■ **Challenge**
Take the line containing "OCR this image." and every line after it in the data below, and print them exactly as given, with nothing else.

■ **Data for this task**
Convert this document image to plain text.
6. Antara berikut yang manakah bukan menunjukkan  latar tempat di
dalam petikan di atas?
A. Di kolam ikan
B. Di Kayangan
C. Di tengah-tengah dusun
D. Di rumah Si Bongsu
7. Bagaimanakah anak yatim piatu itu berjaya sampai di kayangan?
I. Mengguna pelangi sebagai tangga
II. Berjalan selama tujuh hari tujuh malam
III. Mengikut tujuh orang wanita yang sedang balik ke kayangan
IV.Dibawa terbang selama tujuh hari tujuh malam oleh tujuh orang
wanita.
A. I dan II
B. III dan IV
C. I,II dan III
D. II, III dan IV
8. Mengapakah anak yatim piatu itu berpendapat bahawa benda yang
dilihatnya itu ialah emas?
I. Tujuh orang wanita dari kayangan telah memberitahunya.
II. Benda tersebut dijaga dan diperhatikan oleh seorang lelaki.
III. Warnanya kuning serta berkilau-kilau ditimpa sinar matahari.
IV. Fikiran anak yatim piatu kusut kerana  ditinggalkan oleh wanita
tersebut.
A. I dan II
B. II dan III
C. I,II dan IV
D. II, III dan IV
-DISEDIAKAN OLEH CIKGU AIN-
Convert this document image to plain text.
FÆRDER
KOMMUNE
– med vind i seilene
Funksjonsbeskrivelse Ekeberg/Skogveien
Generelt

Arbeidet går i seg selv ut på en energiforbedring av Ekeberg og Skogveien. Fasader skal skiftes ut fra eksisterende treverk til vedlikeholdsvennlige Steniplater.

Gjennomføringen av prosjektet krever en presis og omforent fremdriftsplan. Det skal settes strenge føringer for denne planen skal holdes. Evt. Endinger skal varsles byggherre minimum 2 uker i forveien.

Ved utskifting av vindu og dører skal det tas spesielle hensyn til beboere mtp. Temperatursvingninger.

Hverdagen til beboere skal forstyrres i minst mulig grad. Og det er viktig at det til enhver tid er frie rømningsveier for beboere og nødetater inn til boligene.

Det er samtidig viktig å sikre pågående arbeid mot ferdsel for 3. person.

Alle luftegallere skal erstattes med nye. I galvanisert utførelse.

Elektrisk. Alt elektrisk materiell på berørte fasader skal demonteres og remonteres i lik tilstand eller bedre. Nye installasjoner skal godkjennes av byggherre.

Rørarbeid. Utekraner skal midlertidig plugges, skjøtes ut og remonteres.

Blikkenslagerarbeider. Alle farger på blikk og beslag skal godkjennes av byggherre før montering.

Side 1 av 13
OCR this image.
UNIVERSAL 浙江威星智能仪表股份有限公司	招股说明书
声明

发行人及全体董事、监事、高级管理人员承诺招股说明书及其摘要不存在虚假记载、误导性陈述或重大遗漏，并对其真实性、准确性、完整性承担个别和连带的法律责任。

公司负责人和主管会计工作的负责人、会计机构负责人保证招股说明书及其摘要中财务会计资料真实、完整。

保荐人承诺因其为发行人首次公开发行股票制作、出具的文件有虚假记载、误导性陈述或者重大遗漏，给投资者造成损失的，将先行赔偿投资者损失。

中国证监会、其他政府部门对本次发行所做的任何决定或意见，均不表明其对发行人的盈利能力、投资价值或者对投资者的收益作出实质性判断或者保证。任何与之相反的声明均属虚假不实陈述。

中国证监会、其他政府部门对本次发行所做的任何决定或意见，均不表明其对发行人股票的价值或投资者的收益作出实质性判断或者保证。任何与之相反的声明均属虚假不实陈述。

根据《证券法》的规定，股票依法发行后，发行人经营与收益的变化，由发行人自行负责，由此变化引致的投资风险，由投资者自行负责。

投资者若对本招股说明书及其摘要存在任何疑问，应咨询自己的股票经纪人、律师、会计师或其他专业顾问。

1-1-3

■ **Full answer**
OCR this image.
UNIVERSAL 浙江威星智能仪表股份有限公司	招股说明书
声明

发行人及全体董事、监事、高级管理人员承诺招股说明书及其摘要不存在虚假记载、误导性陈述或重大遗漏，并对其真实性、准确性、完整性承担个别和连带的法律责任。

公司负责人和主管会计工作的负责人、会计机构负责人保证招股说明书及其摘要中财务会计资料真实、完整。

保荐人承诺因其为发行人首次公开发行股票制作、出具的文件有虚假记载、误导性陈述或者重大遗漏，给投资者造成损失的，将先行赔偿投资者损失。

中国证监会、其他政府部门对本次发行所做的任何决定或意见，均不表明其对发行人的盈利能力、投资价值或者对投资者的收益作出实质性判断或者保证。任何与之相反的声明均属虚假不实陈述。

中国证监会、其他政府部门对本次发行所做的任何决定或意见，均不表明其对发行人股票的价值或投资者的收益作出实质性判断或者保证。任何与之相反的声明均属虚假不实陈述。

根据《证券法》的规定，股票依法发行后，发行人经营与收益的变化，由发行人自行负责，由此变化引致的投资风险，由投资者自行负责。

投资者若对本招股说明书及其摘要存在任何疑问，应咨询自己的股票经纪人、律师、会计师或其他专业顾问。

1-1-3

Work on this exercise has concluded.